All of the records below must be output exactly, with no pictures carried over.
## START DATASET ROWS
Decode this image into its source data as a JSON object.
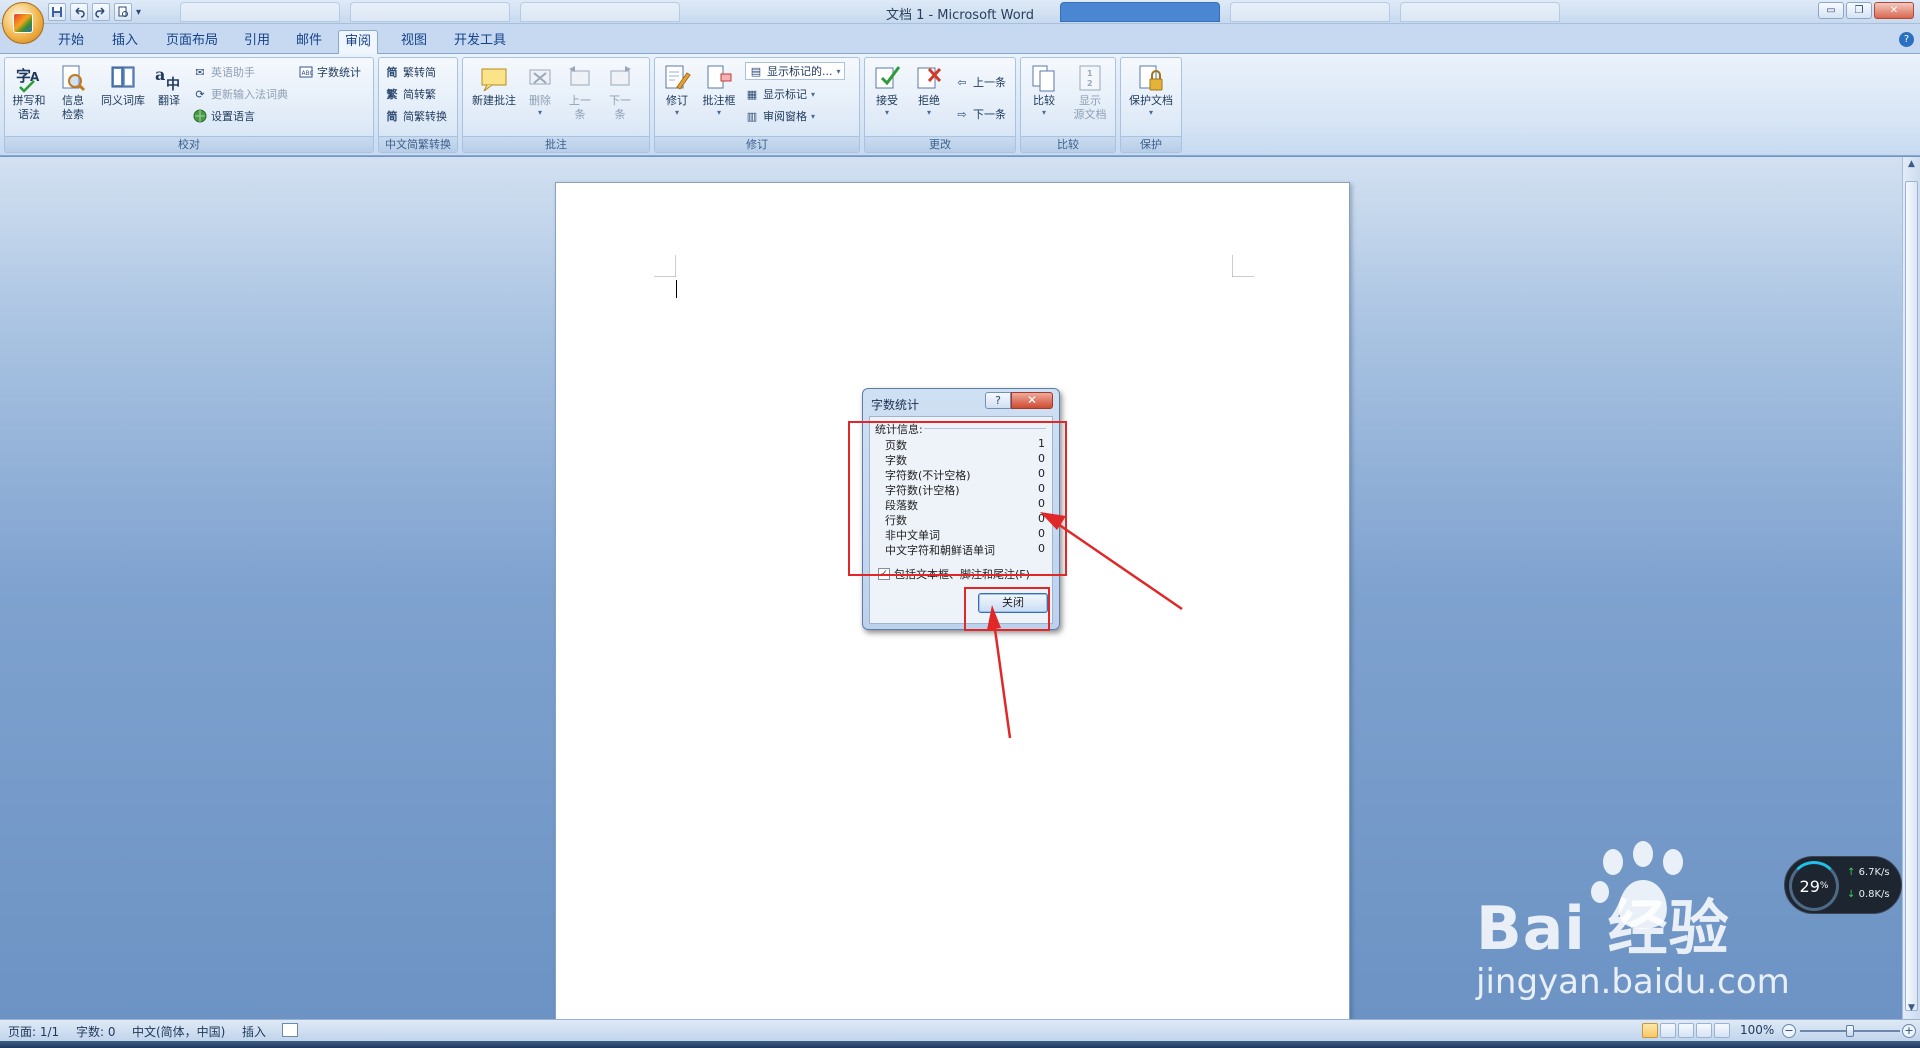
{
  "window": {
    "doc_title": "文档 1 - Microsoft Word",
    "minimize_glyph": "▭",
    "restore_glyph": "❐",
    "close_glyph": "✕"
  },
  "qat": {
    "save_icon": "save-icon",
    "undo_icon": "undo-icon",
    "redo_icon": "redo-icon",
    "preview_icon": "print-preview-icon",
    "customize_glyph": "▾"
  },
  "ribbon_tabs": [
    "开始",
    "插入",
    "页面布局",
    "引用",
    "邮件",
    "审阅",
    "视图",
    "开发工具"
  ],
  "active_tab": "审阅",
  "ribbon": {
    "proofing": {
      "label": "校对",
      "spelling": "拼写和\n语法",
      "research": "信息\n检索",
      "thesaurus": "同义词库",
      "translate": "翻译",
      "english_assistant": "英语助手",
      "update_ime": "更新输入法词典",
      "set_language": "设置语言",
      "word_count": "字数统计"
    },
    "chinese_conversion": {
      "label": "中文简繁转换",
      "to_simplified": "繁转简",
      "to_traditional": "简转繁",
      "conversion": "简繁转换"
    },
    "comments": {
      "label": "批注",
      "new_comment": "新建批注",
      "delete": "删除",
      "previous": "上一\n条",
      "next": "下一\n条"
    },
    "tracking": {
      "label": "修订",
      "track_changes": "修订",
      "balloons": "批注框",
      "final_showing": "显示标记的...",
      "show_markup": "显示标记",
      "reviewing_pane": "审阅窗格"
    },
    "changes": {
      "label": "更改",
      "accept": "接受",
      "reject": "拒绝",
      "previous": "上一条",
      "next": "下一条"
    },
    "compare": {
      "label": "比较",
      "compare": "比较",
      "show_source": "显示\n源文档"
    },
    "protect": {
      "label": "保护",
      "protect_document": "保护文档"
    }
  },
  "dialog": {
    "title": "字数统计",
    "help": "?",
    "close_glyph": "✕",
    "stats_heading": "统计信息:",
    "stats": [
      {
        "label": "页数",
        "value": "1"
      },
      {
        "label": "字数",
        "value": "0"
      },
      {
        "label": "字符数(不计空格)",
        "value": "0"
      },
      {
        "label": "字符数(计空格)",
        "value": "0"
      },
      {
        "label": "段落数",
        "value": "0"
      },
      {
        "label": "行数",
        "value": "0"
      },
      {
        "label": "非中文单词",
        "value": "0"
      },
      {
        "label": "中文字符和朝鲜语单词",
        "value": "0"
      }
    ],
    "include_label": "包括文本框、脚注和尾注(F)",
    "include_checked": true,
    "close_button": "关闭"
  },
  "status": {
    "page": "页面: 1/1",
    "words": "字数: 0",
    "language": "中文(简体，中国)",
    "mode": "插入",
    "zoom": "100%",
    "zoom_minus": "−",
    "zoom_plus": "+"
  },
  "net_widget": {
    "percent": "29",
    "percent_unit": "%",
    "upload": "6.7K/s",
    "download": "0.8K/s",
    "upload_glyph": "↑",
    "download_glyph": "↓"
  },
  "watermark": {
    "brand": "Bai  经验",
    "site": "jingyan.baidu.com"
  },
  "colors": {
    "annotation_red": "#e02828",
    "ribbon_text": "#15428b",
    "doc_bg": "#6f95c4"
  }
}
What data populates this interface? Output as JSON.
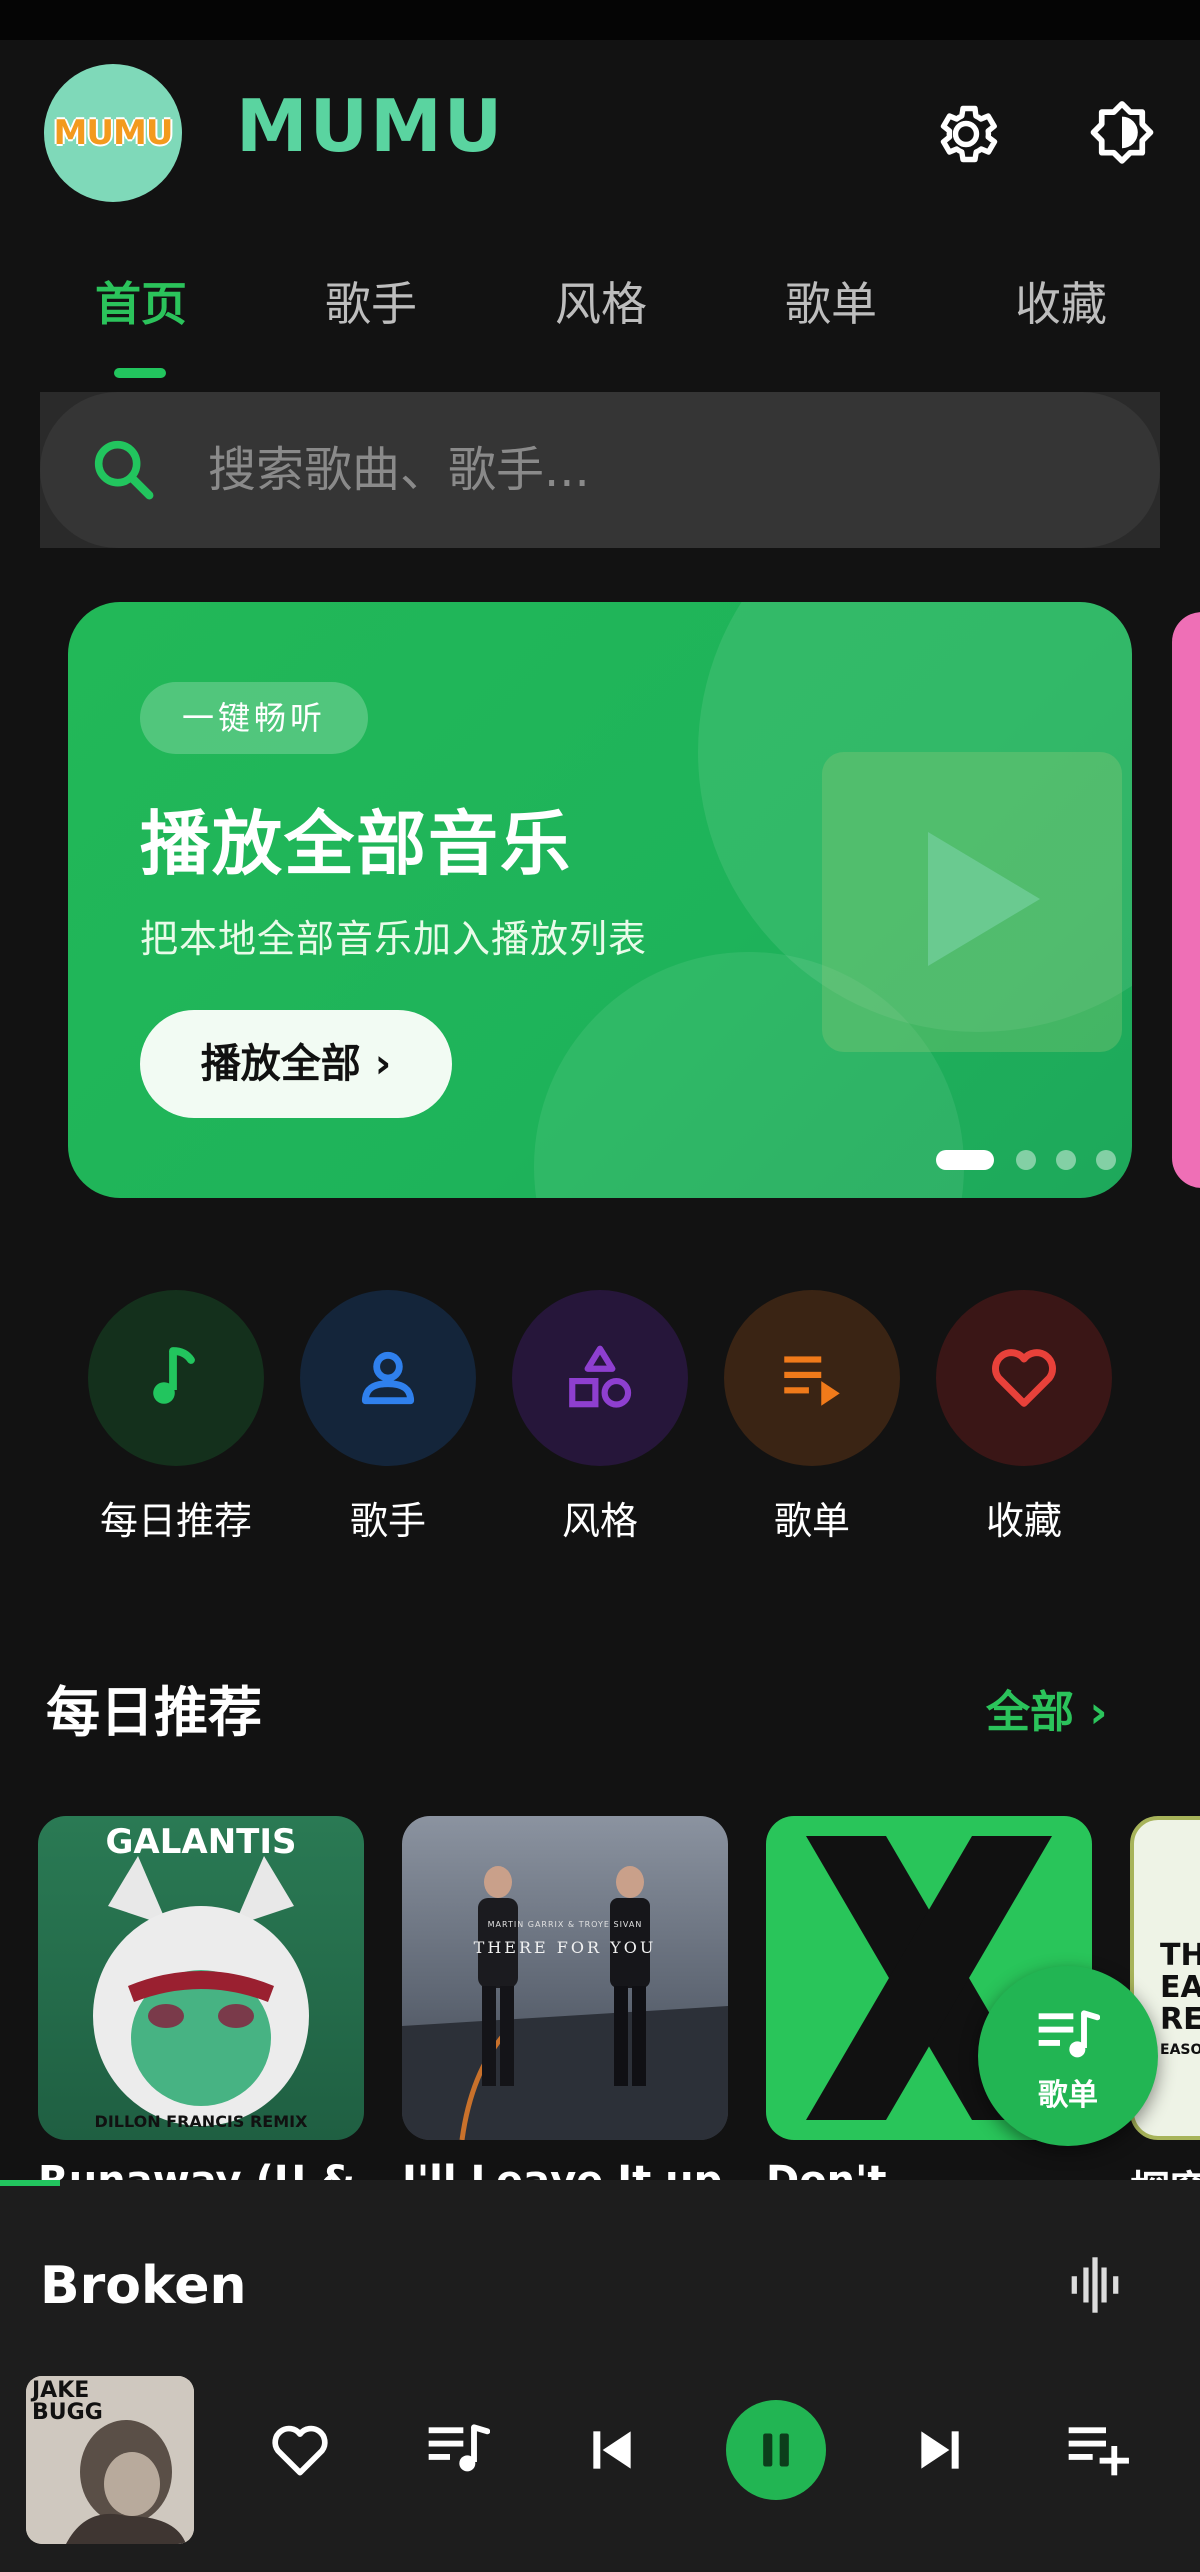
{
  "app": {
    "title": "MUMU",
    "logo_text": "MUMU"
  },
  "tabs": [
    {
      "label": "首页",
      "active": true
    },
    {
      "label": "歌手",
      "active": false
    },
    {
      "label": "风格",
      "active": false
    },
    {
      "label": "歌单",
      "active": false
    },
    {
      "label": "收藏",
      "active": false
    }
  ],
  "search": {
    "placeholder": "搜索歌曲、歌手..."
  },
  "banner": {
    "badge": "一键畅听",
    "title": "播放全部音乐",
    "subtitle": "把本地全部音乐加入播放列表",
    "button": "播放全部 ›",
    "page_count": 4,
    "active_index": 0
  },
  "quick": [
    {
      "label": "每日推荐",
      "icon": "music-note-icon",
      "color": "#22c55e",
      "bg": "#14301c"
    },
    {
      "label": "歌手",
      "icon": "person-icon",
      "color": "#2f80ed",
      "bg": "#14253a"
    },
    {
      "label": "风格",
      "icon": "shapes-icon",
      "color": "#8e3fcf",
      "bg": "#26163a"
    },
    {
      "label": "歌单",
      "icon": "playlist-icon",
      "color": "#f07a1a",
      "bg": "#3a2414"
    },
    {
      "label": "收藏",
      "icon": "heart-icon",
      "color": "#e8413a",
      "bg": "#3a1616"
    }
  ],
  "section": {
    "title": "每日推荐",
    "more": "全部 ›"
  },
  "cards": [
    {
      "title": "Runaway (U & I)",
      "cover_text": "GALANTIS",
      "cover_sub": "DILLON FRANCIS REMIX"
    },
    {
      "title": "I'll Leave It up",
      "cover_text": "THERE FOR YOU",
      "cover_sub": "MARTIN GARRIX & TROYE SIVAN"
    },
    {
      "title": "Don't",
      "cover_text": "X",
      "cover_sub": ""
    },
    {
      "title": "探窗",
      "cover_text": "TH EA RE",
      "cover_sub": "EASO"
    }
  ],
  "fab": {
    "label": "歌单"
  },
  "player": {
    "title": "Broken",
    "album_text": "JAKE BUGG",
    "progress": 0.05,
    "state": "playing"
  },
  "colors": {
    "accent": "#22c55e",
    "background": "#121212"
  }
}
## END DATASET ROWS
WRITTEN REPLY =>
Decode this image into its source data as a JSON object.
{
  "window": {
    "doc_title": "文档 1 - Microsoft Word",
    "minimize_glyph": "▭",
    "restore_glyph": "❐",
    "close_glyph": "✕"
  },
  "qat": {
    "save_icon": "save-icon",
    "undo_icon": "undo-icon",
    "redo_icon": "redo-icon",
    "preview_icon": "print-preview-icon",
    "customize_glyph": "▾"
  },
  "ribbon_tabs": [
    "开始",
    "插入",
    "页面布局",
    "引用",
    "邮件",
    "审阅",
    "视图",
    "开发工具"
  ],
  "active_tab": "审阅",
  "ribbon": {
    "proofing": {
      "label": "校对",
      "spelling": "拼写和\n语法",
      "research": "信息\n检索",
      "thesaurus": "同义词库",
      "translate": "翻译",
      "english_assistant": "英语助手",
      "update_ime": "更新输入法词典",
      "set_language": "设置语言",
      "word_count": "字数统计"
    },
    "chinese_conversion": {
      "label": "中文简繁转换",
      "to_simplified": "繁转简",
      "to_traditional": "简转繁",
      "conversion": "简繁转换"
    },
    "comments": {
      "label": "批注",
      "new_comment": "新建批注",
      "delete": "删除",
      "previous": "上一\n条",
      "next": "下一\n条"
    },
    "tracking": {
      "label": "修订",
      "track_changes": "修订",
      "balloons": "批注框",
      "final_showing": "显示标记的...",
      "show_markup": "显示标记",
      "reviewing_pane": "审阅窗格"
    },
    "changes": {
      "label": "更改",
      "accept": "接受",
      "reject": "拒绝",
      "previous": "上一条",
      "next": "下一条"
    },
    "compare": {
      "label": "比较",
      "compare": "比较",
      "show_source": "显示\n源文档"
    },
    "protect": {
      "label": "保护",
      "protect_document": "保护文档"
    }
  },
  "dialog": {
    "title": "字数统计",
    "help": "?",
    "close_glyph": "✕",
    "stats_heading": "统计信息:",
    "stats": [
      {
        "label": "页数",
        "value": "1"
      },
      {
        "label": "字数",
        "value": "0"
      },
      {
        "label": "字符数(不计空格)",
        "value": "0"
      },
      {
        "label": "字符数(计空格)",
        "value": "0"
      },
      {
        "label": "段落数",
        "value": "0"
      },
      {
        "label": "行数",
        "value": "0"
      },
      {
        "label": "非中文单词",
        "value": "0"
      },
      {
        "label": "中文字符和朝鲜语单词",
        "value": "0"
      }
    ],
    "include_label": "包括文本框、脚注和尾注(F)",
    "include_checked": true,
    "close_button": "关闭"
  },
  "status": {
    "page": "页面: 1/1",
    "words": "字数: 0",
    "language": "中文(简体，中国)",
    "mode": "插入",
    "zoom": "100%",
    "zoom_minus": "−",
    "zoom_plus": "+"
  },
  "net_widget": {
    "percent": "29",
    "percent_unit": "%",
    "upload": "6.7K/s",
    "download": "0.8K/s",
    "upload_glyph": "↑",
    "download_glyph": "↓"
  },
  "watermark": {
    "brand": "Bai  经验",
    "site": "jingyan.baidu.com"
  },
  "colors": {
    "annotation_red": "#e02828",
    "ribbon_text": "#15428b",
    "doc_bg": "#6f95c4"
  }
}
What data populates this interface? Output as JSON.
{
  "app": {
    "title": "MUMU",
    "logo_text": "MUMU"
  },
  "tabs": [
    {
      "label": "首页",
      "active": true
    },
    {
      "label": "歌手",
      "active": false
    },
    {
      "label": "风格",
      "active": false
    },
    {
      "label": "歌单",
      "active": false
    },
    {
      "label": "收藏",
      "active": false
    }
  ],
  "search": {
    "placeholder": "搜索歌曲、歌手..."
  },
  "banner": {
    "badge": "一键畅听",
    "title": "播放全部音乐",
    "subtitle": "把本地全部音乐加入播放列表",
    "button": "播放全部 ›",
    "page_count": 4,
    "active_index": 0
  },
  "quick": [
    {
      "label": "每日推荐",
      "icon": "music-note-icon",
      "color": "#22c55e",
      "bg": "#14301c"
    },
    {
      "label": "歌手",
      "icon": "person-icon",
      "color": "#2f80ed",
      "bg": "#14253a"
    },
    {
      "label": "风格",
      "icon": "shapes-icon",
      "color": "#8e3fcf",
      "bg": "#26163a"
    },
    {
      "label": "歌单",
      "icon": "playlist-icon",
      "color": "#f07a1a",
      "bg": "#3a2414"
    },
    {
      "label": "收藏",
      "icon": "heart-icon",
      "color": "#e8413a",
      "bg": "#3a1616"
    }
  ],
  "section": {
    "title": "每日推荐",
    "more": "全部 ›"
  },
  "cards": [
    {
      "title": "Runaway (U & I)",
      "cover_text": "GALANTIS",
      "cover_sub": "DILLON FRANCIS REMIX"
    },
    {
      "title": "I'll Leave It up",
      "cover_text": "THERE FOR YOU",
      "cover_sub": "MARTIN GARRIX & TROYE SIVAN"
    },
    {
      "title": "Don't",
      "cover_text": "X",
      "cover_sub": ""
    },
    {
      "title": "探窗",
      "cover_text": "TH EA RE",
      "cover_sub": "EASO"
    }
  ],
  "fab": {
    "label": "歌单"
  },
  "player": {
    "title": "Broken",
    "album_text": "JAKE BUGG",
    "progress": 0.05,
    "state": "playing"
  },
  "colors": {
    "accent": "#22c55e",
    "background": "#121212"
  }
}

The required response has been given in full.